(Data entries)
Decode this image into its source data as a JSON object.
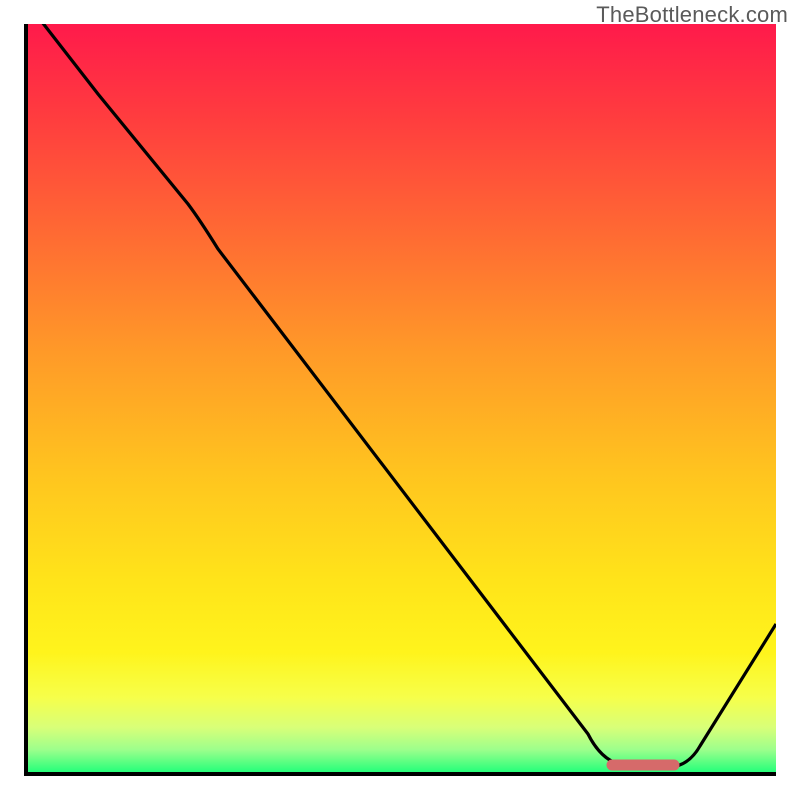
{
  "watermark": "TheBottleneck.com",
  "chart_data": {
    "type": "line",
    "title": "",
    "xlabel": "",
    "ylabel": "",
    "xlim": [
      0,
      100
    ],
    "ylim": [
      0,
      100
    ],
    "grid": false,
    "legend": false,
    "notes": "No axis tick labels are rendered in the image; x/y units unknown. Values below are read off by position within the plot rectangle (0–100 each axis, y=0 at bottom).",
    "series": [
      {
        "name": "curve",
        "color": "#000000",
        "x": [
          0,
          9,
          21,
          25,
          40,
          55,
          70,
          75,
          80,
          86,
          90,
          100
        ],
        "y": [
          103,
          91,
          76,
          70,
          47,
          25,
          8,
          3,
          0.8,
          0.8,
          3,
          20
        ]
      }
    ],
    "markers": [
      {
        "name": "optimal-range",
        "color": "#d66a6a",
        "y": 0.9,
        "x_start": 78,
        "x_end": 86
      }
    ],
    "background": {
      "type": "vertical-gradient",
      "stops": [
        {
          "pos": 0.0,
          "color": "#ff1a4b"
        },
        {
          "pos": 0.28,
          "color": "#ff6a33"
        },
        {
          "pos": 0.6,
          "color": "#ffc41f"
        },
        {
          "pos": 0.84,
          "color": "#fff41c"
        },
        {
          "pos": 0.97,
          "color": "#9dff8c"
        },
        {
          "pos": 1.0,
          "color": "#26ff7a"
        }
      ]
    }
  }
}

Problem description:
Reproduce each entry precisely, dropping only the pictures.

Written response:
Decode this image into its source data as a JSON object.
{
  "watermark": "TheBottleneck.com",
  "chart_data": {
    "type": "line",
    "title": "",
    "xlabel": "",
    "ylabel": "",
    "xlim": [
      0,
      100
    ],
    "ylim": [
      0,
      100
    ],
    "grid": false,
    "legend": false,
    "notes": "No axis tick labels are rendered in the image; x/y units unknown. Values below are read off by position within the plot rectangle (0–100 each axis, y=0 at bottom).",
    "series": [
      {
        "name": "curve",
        "color": "#000000",
        "x": [
          0,
          9,
          21,
          25,
          40,
          55,
          70,
          75,
          80,
          86,
          90,
          100
        ],
        "y": [
          103,
          91,
          76,
          70,
          47,
          25,
          8,
          3,
          0.8,
          0.8,
          3,
          20
        ]
      }
    ],
    "markers": [
      {
        "name": "optimal-range",
        "color": "#d66a6a",
        "y": 0.9,
        "x_start": 78,
        "x_end": 86
      }
    ],
    "background": {
      "type": "vertical-gradient",
      "stops": [
        {
          "pos": 0.0,
          "color": "#ff1a4b"
        },
        {
          "pos": 0.28,
          "color": "#ff6a33"
        },
        {
          "pos": 0.6,
          "color": "#ffc41f"
        },
        {
          "pos": 0.84,
          "color": "#fff41c"
        },
        {
          "pos": 0.97,
          "color": "#9dff8c"
        },
        {
          "pos": 1.0,
          "color": "#26ff7a"
        }
      ]
    }
  }
}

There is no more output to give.